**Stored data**
□ □ □
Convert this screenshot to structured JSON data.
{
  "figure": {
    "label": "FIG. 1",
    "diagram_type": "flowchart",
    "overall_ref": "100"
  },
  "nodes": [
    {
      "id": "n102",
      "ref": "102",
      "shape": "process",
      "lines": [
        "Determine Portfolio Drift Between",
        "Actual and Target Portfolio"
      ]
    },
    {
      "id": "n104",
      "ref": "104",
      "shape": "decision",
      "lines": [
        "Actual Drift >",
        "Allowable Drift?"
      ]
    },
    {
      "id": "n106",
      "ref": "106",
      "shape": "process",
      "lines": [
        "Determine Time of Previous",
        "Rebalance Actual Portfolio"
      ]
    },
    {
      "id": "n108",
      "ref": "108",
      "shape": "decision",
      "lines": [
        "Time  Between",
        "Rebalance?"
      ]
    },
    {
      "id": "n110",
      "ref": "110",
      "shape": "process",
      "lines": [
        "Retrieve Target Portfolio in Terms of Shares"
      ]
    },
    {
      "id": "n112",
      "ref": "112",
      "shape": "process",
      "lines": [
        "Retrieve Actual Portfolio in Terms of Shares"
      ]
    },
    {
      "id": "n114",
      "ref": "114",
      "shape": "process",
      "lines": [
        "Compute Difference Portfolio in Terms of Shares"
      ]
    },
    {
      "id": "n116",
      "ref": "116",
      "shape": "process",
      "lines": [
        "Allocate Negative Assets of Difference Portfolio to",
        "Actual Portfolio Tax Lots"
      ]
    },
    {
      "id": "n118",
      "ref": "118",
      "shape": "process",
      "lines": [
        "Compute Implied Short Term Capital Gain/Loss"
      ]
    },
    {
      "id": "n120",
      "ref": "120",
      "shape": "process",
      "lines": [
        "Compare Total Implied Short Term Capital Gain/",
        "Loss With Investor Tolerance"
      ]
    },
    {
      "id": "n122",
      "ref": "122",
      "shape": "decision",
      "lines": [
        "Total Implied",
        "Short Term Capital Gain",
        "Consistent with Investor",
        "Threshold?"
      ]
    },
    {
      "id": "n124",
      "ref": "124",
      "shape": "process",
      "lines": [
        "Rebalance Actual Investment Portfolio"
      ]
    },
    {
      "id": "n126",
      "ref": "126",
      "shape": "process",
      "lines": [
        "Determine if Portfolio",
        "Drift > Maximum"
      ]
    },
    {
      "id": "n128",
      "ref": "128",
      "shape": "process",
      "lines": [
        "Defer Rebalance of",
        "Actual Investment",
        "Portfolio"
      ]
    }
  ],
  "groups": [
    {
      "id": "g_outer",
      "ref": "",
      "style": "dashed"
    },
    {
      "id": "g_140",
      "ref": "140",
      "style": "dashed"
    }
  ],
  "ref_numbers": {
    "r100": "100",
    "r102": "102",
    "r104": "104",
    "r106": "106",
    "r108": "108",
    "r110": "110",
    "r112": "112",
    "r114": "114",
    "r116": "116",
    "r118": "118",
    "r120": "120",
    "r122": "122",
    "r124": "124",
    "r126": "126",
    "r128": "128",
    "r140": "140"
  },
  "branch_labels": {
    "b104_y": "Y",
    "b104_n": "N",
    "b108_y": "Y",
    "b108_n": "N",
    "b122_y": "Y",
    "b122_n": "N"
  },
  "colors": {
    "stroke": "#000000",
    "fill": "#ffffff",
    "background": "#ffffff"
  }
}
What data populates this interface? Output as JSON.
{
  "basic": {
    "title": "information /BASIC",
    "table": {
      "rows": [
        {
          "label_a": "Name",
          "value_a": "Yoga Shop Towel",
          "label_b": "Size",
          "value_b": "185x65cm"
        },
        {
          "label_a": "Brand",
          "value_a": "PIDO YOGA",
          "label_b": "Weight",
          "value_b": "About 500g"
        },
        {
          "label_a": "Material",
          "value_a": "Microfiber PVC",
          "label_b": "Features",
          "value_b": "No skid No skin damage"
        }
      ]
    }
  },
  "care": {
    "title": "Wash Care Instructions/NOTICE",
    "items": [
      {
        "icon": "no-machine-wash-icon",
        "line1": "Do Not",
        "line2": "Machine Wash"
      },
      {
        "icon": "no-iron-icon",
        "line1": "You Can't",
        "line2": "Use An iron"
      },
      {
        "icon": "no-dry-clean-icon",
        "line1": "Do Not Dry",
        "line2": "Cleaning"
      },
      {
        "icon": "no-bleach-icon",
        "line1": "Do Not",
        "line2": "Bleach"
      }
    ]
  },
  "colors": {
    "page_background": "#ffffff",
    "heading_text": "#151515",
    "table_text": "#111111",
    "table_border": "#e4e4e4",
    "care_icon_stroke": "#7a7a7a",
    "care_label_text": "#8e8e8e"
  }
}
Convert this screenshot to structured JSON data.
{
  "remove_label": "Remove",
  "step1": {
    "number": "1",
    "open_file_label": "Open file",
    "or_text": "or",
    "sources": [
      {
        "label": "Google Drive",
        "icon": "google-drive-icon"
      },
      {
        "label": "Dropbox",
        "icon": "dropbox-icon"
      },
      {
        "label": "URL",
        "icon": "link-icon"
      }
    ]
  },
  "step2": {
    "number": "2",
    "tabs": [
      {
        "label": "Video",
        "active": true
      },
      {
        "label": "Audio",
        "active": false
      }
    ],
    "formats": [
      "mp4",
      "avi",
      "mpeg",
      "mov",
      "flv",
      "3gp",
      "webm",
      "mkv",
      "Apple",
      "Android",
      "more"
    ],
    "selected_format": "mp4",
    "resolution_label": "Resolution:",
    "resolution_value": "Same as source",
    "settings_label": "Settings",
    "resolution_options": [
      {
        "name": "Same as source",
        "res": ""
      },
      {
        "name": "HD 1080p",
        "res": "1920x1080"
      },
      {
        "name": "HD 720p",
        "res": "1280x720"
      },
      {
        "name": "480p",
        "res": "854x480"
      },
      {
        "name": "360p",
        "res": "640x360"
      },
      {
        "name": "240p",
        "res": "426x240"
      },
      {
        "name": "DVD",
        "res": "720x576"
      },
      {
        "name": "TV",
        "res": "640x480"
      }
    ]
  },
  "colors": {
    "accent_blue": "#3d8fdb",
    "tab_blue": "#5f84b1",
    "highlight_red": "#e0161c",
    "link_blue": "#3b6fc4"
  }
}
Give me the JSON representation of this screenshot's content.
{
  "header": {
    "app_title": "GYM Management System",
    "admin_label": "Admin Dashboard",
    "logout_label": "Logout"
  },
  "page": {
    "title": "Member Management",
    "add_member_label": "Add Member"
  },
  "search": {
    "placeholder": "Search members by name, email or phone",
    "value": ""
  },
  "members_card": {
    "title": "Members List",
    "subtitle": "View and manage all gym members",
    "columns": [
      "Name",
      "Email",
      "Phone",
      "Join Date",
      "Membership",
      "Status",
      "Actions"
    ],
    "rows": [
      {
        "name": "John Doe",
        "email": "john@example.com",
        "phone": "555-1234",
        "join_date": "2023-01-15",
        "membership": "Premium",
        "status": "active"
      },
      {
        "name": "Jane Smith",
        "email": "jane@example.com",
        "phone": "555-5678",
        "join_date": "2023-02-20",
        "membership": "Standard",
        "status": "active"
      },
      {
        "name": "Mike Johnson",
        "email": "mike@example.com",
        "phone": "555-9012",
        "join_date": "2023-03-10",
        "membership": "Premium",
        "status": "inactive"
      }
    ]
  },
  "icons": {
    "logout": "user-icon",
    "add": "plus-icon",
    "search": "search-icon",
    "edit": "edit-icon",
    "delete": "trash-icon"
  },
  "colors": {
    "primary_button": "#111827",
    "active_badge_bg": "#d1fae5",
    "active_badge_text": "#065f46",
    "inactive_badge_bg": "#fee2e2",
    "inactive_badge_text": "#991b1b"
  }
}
□ □ □
Identify how many lines in the entries above include the string "Compute", then state that number alone.

2